_DATA SHOWN_:
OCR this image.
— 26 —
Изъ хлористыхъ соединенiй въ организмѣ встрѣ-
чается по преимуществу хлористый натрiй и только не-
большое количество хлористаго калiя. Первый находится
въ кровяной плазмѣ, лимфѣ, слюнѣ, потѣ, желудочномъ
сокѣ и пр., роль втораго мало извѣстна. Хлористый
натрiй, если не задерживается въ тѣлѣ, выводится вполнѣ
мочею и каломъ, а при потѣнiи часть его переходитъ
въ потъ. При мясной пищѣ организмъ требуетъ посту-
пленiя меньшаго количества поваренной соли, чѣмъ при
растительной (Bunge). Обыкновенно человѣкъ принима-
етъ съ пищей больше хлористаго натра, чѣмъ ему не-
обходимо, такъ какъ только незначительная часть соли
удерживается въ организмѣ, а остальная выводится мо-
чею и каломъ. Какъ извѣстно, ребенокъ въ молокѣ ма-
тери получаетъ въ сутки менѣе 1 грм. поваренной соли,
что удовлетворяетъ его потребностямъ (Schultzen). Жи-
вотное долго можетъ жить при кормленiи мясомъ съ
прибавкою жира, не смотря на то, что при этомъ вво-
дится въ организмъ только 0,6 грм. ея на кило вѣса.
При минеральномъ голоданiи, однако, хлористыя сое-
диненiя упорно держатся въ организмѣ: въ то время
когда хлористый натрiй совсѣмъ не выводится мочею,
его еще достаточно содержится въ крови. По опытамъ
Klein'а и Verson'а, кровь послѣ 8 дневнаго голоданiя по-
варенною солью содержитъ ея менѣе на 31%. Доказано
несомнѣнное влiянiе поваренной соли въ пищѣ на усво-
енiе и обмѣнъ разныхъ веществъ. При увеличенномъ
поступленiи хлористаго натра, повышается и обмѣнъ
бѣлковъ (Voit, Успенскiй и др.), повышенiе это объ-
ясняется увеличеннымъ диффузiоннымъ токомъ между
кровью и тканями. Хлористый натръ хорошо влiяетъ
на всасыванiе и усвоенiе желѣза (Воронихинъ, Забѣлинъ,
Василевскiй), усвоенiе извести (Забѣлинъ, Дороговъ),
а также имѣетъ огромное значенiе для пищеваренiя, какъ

_TASK GOAL_:
Give the records above again, word for word.

_EXPECTED ANSWER_:
OCR this image.
— 26 —
Изъ хлористыхъ соединенiй въ организмѣ встрѣ-
чается по преимуществу хлористый натрiй и только не-
большое количество хлористаго калiя. Первый находится
въ кровяной плазмѣ, лимфѣ, слюнѣ, потѣ, желудочномъ
сокѣ и пр., роль втораго мало извѣстна. Хлористый
натрiй, если не задерживается въ тѣлѣ, выводится вполнѣ
мочею и каломъ, а при потѣнiи часть его переходитъ
въ потъ. При мясной пищѣ организмъ требуетъ посту-
пленiя меньшаго количества поваренной соли, чѣмъ при
растительной (Bunge). Обыкновенно человѣкъ принима-
етъ съ пищей больше хлористаго натра, чѣмъ ему не-
обходимо, такъ какъ только незначительная часть соли
удерживается въ организмѣ, а остальная выводится мо-
чею и каломъ. Какъ извѣстно, ребенокъ въ молокѣ ма-
тери получаетъ въ сутки менѣе 1 грм. поваренной соли,
что удовлетворяетъ его потребностямъ (Schultzen). Жи-
вотное долго можетъ жить при кормленiи мясомъ съ
прибавкою жира, не смотря на то, что при этомъ вво-
дится въ организмъ только 0,6 грм. ея на кило вѣса.
При минеральномъ голоданiи, однако, хлористыя сое-
диненiя упорно держатся въ организмѣ: въ то время
когда хлористый натрiй совсѣмъ не выводится мочею,
его еще достаточно содержится въ крови. По опытамъ
Klein'а и Verson'а, кровь послѣ 8 дневнаго голоданiя по-
варенною солью содержитъ ея менѣе на 31%. Доказано
несомнѣнное влiянiе поваренной соли въ пищѣ на усво-
енiе и обмѣнъ разныхъ веществъ. При увеличенномъ
поступленiи хлористаго натра, повышается и обмѣнъ
бѣлковъ (Voit, Успенскiй и др.), повышенiе это объ-
ясняется увеличеннымъ диффузiоннымъ токомъ между
кровью и тканями. Хлористый натръ хорошо влiяетъ
на всасыванiе и усвоенiе желѣза (Воронихинъ, Забѣлинъ,
Василевскiй), усвоенiе извести (Забѣлинъ, Дороговъ),
а также имѣетъ огромное значенiе для пищеваренiя, какъ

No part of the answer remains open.